- **Lines of data**
<<<<

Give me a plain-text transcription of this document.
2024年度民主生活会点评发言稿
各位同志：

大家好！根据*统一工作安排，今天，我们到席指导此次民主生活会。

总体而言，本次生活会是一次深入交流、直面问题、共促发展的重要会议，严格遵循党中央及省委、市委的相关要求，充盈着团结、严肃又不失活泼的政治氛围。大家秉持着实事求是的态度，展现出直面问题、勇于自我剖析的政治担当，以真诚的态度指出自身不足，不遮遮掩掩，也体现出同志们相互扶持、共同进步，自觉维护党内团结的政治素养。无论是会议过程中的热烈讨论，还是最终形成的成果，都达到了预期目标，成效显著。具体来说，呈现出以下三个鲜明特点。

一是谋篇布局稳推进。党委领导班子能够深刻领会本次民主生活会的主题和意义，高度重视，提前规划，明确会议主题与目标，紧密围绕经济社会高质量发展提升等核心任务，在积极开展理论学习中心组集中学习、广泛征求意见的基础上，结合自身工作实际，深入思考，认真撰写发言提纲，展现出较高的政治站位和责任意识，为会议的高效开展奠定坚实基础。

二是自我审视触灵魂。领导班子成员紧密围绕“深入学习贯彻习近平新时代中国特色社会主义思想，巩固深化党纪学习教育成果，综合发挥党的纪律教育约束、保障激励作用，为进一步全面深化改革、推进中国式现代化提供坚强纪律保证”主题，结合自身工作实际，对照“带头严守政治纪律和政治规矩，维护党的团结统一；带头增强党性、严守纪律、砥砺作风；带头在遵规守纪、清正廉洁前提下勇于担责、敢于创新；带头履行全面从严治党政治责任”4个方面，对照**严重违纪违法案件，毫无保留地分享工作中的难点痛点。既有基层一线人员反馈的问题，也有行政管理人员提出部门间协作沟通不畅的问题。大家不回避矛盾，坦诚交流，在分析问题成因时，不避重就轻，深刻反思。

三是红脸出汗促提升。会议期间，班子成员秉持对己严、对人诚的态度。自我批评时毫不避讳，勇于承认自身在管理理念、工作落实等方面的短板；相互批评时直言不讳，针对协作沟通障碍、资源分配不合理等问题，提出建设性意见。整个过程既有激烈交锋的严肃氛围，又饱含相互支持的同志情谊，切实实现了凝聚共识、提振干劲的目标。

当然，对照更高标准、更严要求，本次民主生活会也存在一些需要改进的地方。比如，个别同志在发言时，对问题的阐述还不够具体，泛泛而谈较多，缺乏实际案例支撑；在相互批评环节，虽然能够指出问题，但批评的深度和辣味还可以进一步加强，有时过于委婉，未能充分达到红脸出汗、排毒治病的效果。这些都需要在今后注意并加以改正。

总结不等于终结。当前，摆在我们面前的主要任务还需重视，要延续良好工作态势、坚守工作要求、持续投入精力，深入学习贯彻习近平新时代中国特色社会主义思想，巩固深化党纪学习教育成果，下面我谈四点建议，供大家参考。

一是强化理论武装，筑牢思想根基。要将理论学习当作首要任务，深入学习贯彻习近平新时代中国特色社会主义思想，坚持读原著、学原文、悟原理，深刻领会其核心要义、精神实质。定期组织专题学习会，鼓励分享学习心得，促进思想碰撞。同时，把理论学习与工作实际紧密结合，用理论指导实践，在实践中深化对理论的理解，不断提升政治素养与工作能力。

>>>>

- **Objective**
Gather from the data above every line with the string "结合自身工作实际".

- **Exercise result**
一是谋篇布局稳推进。党委领导班子能够深刻领会本次民主生活会的主题和意义，高度重视，提前规划，明确会议主题与目标，紧密围绕经济社会高质量发展提升等核心任务，在积极开展理论学习中心组集中学习、广泛征求意见的基础上，结合自身工作实际，深入思考，认真撰写发言提纲，展现出较高的政治站位和责任意识，为会议的高效开展奠定坚实基础。
二是自我审视触灵魂。领导班子成员紧密围绕“深入学习贯彻习近平新时代中国特色社会主义思想，巩固深化党纪学习教育成果，综合发挥党的纪律教育约束、保障激励作用，为进一步全面深化改革、推进中国式现代化提供坚强纪律保证”主题，结合自身工作实际，对照“带头严守政治纪律和政治规矩，维护党的团结统一；带头增强党性、严守纪律、砥砺作风；带头在遵规守纪、清正廉洁前提下勇于担责、敢于创新；带头履行全面从严治党政治责任”4个方面，对照**严重违纪违法案件，毫无保留地分享工作中的难点痛点。既有基层一线人员反馈的问题，也有行政管理人员提出部门间协作沟通不畅的问题。大家不回避矛盾，坦诚交流，在分析问题成因时，不避重就轻，深刻反思。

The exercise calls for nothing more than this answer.